= What the task requires =
Scan the data below for the string "FindPOS". Show every line where it turns up.

= Materials provided =
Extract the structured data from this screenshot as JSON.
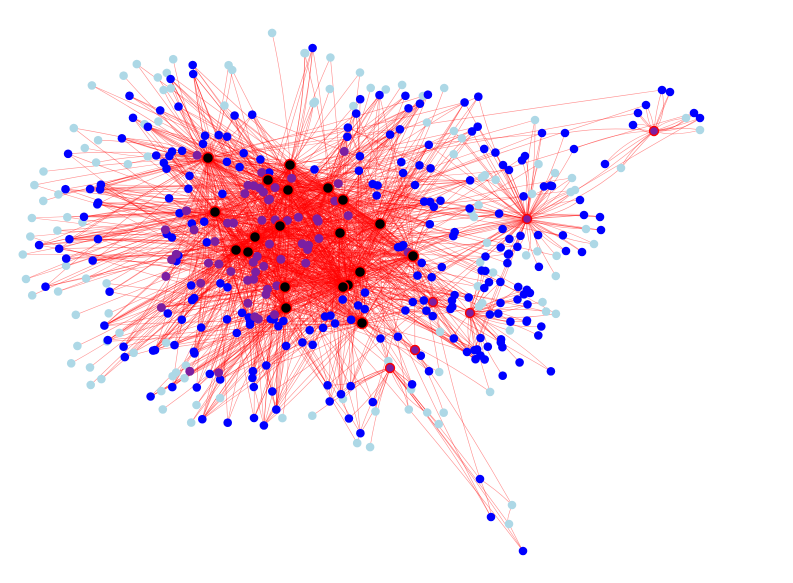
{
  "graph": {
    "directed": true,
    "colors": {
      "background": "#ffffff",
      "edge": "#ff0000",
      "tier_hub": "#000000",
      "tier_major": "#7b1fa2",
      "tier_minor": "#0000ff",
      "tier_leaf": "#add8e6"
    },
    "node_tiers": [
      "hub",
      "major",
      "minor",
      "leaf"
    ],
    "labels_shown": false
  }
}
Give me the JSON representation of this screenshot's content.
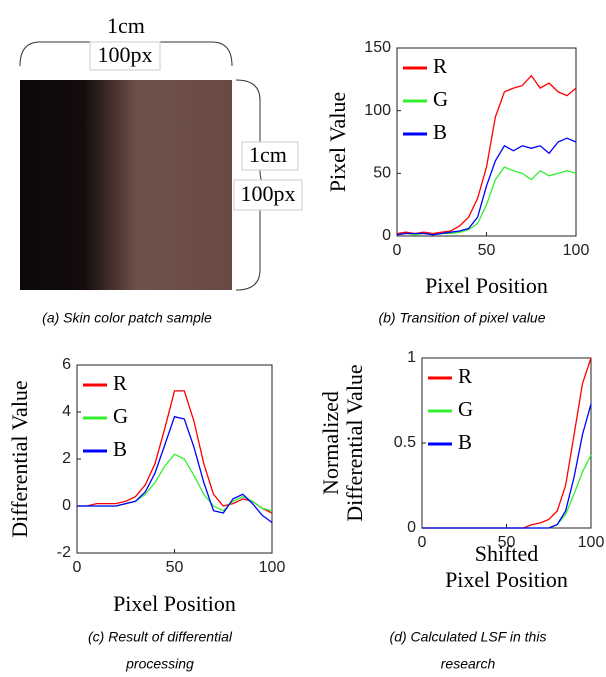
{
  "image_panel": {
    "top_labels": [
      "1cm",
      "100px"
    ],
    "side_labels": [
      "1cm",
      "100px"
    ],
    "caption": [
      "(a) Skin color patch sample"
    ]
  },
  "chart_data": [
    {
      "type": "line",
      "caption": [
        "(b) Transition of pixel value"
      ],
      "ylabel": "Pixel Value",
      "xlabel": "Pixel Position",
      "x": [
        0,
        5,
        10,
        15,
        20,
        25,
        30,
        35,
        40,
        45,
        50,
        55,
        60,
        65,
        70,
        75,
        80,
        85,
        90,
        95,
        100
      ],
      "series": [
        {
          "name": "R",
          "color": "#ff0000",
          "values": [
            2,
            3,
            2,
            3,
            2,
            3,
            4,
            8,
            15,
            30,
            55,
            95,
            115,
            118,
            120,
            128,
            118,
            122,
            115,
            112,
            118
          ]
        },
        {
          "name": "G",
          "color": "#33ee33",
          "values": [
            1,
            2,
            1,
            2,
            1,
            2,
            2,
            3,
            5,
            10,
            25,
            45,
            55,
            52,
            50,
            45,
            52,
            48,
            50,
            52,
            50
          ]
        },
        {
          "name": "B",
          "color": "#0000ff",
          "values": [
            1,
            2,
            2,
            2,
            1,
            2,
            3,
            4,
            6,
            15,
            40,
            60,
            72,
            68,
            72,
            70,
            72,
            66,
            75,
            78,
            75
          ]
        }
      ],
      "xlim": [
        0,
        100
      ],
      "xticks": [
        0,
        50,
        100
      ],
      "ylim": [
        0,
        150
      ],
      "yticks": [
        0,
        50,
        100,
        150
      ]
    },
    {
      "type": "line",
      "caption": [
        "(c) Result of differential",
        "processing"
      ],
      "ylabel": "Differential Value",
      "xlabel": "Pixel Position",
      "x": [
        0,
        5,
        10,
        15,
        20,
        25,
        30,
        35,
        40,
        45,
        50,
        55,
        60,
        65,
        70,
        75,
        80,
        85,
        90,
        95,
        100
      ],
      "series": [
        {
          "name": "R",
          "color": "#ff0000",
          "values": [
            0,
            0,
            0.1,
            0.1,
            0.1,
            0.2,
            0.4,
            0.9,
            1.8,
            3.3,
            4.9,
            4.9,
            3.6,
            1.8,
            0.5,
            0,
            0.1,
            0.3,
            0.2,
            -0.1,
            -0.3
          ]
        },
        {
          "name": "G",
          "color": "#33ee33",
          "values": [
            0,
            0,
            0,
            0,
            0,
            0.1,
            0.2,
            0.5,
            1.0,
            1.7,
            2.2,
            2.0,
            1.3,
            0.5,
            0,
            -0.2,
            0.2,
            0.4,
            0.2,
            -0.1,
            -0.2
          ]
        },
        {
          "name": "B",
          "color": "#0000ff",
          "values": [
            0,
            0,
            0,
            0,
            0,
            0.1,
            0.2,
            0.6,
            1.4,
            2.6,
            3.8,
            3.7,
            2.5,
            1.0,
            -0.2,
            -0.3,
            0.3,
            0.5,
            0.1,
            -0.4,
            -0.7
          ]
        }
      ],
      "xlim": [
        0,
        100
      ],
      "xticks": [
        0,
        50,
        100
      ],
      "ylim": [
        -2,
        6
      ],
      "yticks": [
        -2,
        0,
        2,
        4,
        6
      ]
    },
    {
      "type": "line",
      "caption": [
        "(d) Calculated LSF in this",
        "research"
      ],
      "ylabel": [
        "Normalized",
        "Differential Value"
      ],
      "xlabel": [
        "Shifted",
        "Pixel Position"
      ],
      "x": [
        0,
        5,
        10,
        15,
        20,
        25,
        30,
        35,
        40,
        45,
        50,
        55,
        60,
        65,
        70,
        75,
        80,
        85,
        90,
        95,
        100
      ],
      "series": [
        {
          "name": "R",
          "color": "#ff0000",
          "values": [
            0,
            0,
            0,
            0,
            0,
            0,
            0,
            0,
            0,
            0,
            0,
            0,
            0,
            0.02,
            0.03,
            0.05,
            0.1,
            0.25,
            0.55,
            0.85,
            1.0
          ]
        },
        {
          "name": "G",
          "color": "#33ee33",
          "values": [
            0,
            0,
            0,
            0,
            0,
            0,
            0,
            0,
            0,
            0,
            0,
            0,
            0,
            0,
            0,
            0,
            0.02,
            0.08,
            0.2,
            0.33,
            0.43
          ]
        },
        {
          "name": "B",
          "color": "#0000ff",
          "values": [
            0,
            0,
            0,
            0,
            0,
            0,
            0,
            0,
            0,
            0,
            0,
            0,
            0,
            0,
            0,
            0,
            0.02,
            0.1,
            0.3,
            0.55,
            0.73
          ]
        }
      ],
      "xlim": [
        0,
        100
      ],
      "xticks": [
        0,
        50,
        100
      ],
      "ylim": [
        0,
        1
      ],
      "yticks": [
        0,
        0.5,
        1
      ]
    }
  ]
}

--

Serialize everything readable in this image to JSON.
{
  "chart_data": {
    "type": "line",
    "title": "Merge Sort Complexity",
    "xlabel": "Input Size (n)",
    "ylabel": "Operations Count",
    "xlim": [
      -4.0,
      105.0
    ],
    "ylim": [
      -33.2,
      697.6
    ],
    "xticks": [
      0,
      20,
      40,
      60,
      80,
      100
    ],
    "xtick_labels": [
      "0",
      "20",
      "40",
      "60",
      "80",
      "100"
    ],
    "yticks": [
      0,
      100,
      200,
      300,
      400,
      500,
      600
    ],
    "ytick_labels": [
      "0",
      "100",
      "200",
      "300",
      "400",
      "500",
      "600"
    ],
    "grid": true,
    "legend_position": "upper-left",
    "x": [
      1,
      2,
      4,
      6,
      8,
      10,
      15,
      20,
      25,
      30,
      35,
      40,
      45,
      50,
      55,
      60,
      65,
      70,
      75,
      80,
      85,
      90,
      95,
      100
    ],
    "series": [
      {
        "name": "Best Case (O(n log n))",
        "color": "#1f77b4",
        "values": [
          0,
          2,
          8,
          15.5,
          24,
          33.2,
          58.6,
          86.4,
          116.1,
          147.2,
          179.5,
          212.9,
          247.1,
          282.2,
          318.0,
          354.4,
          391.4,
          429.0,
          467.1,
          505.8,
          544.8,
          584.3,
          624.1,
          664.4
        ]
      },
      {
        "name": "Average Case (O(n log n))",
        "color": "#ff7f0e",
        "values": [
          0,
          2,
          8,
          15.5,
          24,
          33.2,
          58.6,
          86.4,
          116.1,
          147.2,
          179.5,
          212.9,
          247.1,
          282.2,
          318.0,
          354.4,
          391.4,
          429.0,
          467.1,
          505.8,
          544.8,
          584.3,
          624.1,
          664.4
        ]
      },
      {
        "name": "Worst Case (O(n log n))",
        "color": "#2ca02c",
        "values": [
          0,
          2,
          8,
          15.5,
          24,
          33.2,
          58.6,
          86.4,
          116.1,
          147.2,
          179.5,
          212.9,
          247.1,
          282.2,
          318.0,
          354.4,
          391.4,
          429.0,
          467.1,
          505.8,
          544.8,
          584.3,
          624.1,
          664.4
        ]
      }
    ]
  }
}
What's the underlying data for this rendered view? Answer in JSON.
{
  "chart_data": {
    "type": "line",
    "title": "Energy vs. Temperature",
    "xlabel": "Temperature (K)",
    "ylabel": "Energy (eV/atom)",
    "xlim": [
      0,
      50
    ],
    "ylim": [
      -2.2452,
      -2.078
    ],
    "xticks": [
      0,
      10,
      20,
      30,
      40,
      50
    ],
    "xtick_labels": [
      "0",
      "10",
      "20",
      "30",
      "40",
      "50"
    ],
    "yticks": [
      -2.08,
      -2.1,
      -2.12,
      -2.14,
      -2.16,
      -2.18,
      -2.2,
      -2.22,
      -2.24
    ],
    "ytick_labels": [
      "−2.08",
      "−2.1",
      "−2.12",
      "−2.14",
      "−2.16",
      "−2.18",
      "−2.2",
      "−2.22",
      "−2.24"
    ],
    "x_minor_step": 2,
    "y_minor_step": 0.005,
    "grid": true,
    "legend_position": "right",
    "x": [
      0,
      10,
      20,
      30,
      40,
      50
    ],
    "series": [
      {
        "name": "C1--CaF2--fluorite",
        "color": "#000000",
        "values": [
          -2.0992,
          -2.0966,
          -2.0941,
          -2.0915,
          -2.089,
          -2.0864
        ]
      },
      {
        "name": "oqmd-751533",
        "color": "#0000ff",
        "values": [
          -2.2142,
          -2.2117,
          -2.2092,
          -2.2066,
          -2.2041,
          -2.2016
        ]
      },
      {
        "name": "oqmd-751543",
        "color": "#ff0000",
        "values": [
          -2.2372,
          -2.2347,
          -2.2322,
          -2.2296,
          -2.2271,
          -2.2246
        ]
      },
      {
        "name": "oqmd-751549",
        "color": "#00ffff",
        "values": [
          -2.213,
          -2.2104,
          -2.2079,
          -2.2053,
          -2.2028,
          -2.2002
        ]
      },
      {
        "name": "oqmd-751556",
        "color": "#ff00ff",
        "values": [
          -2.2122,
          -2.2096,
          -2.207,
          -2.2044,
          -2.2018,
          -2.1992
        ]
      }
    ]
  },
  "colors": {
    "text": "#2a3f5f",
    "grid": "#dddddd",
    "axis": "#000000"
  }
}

---

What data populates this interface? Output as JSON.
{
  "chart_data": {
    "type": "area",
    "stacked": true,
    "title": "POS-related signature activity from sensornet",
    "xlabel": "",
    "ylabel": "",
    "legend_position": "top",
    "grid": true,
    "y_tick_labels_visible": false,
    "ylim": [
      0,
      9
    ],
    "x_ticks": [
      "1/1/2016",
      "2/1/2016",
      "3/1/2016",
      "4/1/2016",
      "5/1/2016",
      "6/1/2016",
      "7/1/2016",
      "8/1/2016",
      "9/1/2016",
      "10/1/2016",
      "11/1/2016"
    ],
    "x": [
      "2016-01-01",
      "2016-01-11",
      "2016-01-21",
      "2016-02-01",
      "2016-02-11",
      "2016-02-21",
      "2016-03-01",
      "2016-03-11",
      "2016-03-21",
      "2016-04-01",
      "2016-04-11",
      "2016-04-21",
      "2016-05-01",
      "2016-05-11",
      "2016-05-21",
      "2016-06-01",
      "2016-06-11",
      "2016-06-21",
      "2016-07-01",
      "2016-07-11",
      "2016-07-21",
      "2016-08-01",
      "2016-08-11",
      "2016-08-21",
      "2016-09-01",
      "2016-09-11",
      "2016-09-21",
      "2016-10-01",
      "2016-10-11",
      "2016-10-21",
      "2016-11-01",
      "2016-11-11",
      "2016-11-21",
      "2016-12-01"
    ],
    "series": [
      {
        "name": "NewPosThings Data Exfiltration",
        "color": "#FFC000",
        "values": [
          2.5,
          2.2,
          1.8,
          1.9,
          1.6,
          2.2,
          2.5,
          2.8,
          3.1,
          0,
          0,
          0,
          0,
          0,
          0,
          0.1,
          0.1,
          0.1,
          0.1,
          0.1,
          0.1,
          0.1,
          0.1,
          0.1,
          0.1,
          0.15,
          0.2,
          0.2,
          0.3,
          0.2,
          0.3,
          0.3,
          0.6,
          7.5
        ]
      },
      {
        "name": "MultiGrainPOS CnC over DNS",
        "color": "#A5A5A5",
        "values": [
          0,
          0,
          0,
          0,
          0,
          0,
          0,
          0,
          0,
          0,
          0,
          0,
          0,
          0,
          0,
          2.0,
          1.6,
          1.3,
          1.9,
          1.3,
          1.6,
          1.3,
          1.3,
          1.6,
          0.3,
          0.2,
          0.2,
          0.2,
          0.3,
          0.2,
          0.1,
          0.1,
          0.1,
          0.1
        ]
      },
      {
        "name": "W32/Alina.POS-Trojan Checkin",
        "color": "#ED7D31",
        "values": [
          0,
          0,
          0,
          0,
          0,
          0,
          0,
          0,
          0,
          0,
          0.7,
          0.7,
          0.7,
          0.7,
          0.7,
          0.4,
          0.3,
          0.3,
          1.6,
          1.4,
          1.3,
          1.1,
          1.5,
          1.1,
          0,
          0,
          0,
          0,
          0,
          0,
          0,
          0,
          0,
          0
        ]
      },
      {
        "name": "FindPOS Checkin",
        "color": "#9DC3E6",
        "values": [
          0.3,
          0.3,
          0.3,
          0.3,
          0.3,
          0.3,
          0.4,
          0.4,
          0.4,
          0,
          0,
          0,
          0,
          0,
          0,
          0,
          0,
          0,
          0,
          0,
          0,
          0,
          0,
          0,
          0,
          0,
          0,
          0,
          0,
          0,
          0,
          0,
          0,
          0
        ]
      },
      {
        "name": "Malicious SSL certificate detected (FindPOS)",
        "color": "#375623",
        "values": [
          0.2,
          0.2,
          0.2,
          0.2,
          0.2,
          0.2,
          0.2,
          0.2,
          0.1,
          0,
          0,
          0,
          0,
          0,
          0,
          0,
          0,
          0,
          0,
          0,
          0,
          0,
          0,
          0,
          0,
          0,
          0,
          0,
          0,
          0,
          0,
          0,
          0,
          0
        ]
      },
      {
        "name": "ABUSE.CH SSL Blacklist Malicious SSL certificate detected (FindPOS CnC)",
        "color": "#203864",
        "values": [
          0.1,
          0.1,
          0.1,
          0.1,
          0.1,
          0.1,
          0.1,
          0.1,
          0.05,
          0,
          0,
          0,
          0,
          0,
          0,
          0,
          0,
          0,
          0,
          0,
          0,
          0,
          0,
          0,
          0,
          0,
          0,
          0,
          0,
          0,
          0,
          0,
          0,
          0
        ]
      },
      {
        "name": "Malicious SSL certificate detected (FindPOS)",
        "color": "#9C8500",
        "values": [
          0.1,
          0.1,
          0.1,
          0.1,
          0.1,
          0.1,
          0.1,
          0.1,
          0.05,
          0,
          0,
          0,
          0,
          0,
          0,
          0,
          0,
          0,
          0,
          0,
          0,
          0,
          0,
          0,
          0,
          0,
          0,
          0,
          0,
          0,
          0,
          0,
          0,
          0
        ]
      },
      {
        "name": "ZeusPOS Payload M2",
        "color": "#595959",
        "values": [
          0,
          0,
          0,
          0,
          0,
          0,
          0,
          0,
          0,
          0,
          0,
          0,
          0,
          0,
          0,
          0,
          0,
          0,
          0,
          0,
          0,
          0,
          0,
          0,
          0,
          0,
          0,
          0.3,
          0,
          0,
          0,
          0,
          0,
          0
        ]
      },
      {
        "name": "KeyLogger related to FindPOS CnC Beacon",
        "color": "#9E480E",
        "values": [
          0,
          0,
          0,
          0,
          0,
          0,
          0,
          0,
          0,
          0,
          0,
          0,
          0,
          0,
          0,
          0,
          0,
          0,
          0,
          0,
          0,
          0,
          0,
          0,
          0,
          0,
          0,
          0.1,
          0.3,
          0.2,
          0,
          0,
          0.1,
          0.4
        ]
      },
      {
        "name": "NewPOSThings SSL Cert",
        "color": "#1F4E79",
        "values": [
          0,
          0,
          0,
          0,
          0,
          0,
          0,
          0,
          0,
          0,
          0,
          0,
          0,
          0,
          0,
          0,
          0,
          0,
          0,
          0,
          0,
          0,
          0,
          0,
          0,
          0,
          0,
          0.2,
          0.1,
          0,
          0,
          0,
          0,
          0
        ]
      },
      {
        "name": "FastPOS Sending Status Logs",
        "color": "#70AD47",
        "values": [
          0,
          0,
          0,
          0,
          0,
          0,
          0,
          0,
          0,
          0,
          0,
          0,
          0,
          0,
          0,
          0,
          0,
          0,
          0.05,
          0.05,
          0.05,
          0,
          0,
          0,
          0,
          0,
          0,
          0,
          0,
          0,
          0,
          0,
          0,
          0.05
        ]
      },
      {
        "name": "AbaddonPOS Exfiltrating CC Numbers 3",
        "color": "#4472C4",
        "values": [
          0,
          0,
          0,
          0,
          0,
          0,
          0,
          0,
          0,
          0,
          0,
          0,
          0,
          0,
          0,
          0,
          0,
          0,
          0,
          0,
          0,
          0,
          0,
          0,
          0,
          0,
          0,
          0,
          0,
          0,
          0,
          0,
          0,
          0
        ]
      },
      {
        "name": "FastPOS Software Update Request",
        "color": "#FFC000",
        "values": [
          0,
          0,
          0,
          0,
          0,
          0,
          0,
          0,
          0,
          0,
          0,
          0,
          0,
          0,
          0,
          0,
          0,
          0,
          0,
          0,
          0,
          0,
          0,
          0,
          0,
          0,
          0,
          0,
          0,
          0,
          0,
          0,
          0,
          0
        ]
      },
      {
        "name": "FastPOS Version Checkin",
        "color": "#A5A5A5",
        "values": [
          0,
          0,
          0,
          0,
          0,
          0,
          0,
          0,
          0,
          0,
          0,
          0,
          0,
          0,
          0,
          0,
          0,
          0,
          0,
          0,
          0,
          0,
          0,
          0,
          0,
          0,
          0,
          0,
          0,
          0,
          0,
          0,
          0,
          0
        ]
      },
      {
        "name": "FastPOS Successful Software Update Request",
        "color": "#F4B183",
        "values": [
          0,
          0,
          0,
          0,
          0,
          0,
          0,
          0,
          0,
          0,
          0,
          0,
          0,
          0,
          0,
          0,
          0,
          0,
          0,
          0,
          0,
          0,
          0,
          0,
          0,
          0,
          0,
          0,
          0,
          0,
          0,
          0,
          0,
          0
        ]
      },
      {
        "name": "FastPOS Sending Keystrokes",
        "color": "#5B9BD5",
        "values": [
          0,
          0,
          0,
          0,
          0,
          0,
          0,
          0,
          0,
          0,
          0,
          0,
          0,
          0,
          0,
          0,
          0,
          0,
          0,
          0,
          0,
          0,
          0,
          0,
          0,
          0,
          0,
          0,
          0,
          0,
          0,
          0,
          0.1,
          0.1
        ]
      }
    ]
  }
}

= Reply to the exercise =
        "name": "FindPOS Checkin",
        "name": "Malicious SSL certificate detected (FindPOS)",
        "name": "ABUSE.CH SSL Blacklist Malicious SSL certificate detected (FindPOS CnC)",
        "name": "Malicious SSL certificate detected (FindPOS)",
        "name": "KeyLogger related to FindPOS CnC Beacon",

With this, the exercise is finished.